Required work
Can you write out the whole listing exactly?

Source material

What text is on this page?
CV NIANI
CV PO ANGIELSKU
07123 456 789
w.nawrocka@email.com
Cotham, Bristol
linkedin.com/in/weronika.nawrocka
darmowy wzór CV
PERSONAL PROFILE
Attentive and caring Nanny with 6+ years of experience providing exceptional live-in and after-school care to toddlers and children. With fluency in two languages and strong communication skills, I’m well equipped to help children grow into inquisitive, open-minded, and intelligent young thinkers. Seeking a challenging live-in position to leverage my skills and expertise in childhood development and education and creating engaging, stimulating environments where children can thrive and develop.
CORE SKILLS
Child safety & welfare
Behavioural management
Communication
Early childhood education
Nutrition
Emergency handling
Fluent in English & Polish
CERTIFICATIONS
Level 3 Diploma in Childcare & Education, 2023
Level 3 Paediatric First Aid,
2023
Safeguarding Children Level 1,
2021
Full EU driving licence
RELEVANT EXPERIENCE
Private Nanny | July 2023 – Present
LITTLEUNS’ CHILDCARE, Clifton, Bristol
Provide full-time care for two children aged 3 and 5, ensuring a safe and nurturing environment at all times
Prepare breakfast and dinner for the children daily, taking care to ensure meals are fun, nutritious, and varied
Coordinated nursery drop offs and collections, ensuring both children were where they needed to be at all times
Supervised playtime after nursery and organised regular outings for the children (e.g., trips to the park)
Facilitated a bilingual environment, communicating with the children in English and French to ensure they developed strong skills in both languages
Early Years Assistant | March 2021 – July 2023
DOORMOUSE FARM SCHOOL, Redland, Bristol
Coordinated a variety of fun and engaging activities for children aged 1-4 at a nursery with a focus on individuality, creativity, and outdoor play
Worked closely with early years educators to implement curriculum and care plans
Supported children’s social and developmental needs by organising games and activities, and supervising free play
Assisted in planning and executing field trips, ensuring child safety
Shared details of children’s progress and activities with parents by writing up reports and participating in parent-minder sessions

The solution
What text is on this page?
CV NIANI
CV PO ANGIELSKU
07123 456 789
w.nawrocka@email.com
Cotham, Bristol
linkedin.com/in/weronika.nawrocka
darmowy wzór CV
PERSONAL PROFILE
Attentive and caring Nanny with 6+ years of experience providing exceptional live-in and after-school care to toddlers and children. With fluency in two languages and strong communication skills, I’m well equipped to help children grow into inquisitive, open-minded, and intelligent young thinkers. Seeking a challenging live-in position to leverage my skills and expertise in childhood development and education and creating engaging, stimulating environments where children can thrive and develop.
CORE SKILLS
Child safety & welfare
Behavioural management
Communication
Early childhood education
Nutrition
Emergency handling
Fluent in English & Polish
CERTIFICATIONS
Level 3 Diploma in Childcare & Education, 2023
Level 3 Paediatric First Aid,
2023
Safeguarding Children Level 1,
2021
Full EU driving licence
RELEVANT EXPERIENCE
Private Nanny | July 2023 – Present
LITTLEUNS’ CHILDCARE, Clifton, Bristol
Provide full-time care for two children aged 3 and 5, ensuring a safe and nurturing environment at all times
Prepare breakfast and dinner for the children daily, taking care to ensure meals are fun, nutritious, and varied
Coordinated nursery drop offs and collections, ensuring both children were where they needed to be at all times
Supervised playtime after nursery and organised regular outings for the children (e.g., trips to the park)
Facilitated a bilingual environment, communicating with the children in English and French to ensure they developed strong skills in both languages
Early Years Assistant | March 2021 – July 2023
DOORMOUSE FARM SCHOOL, Redland, Bristol
Coordinated a variety of fun and engaging activities for children aged 1-4 at a nursery with a focus on individuality, creativity, and outdoor play
Worked closely with early years educators to implement curriculum and care plans
Supported children’s social and developmental needs by organising games and activities, and supervising free play
Assisted in planning and executing field trips, ensuring child safety
Shared details of children’s progress and activities with parents by writing up reports and participating in parent-minder sessions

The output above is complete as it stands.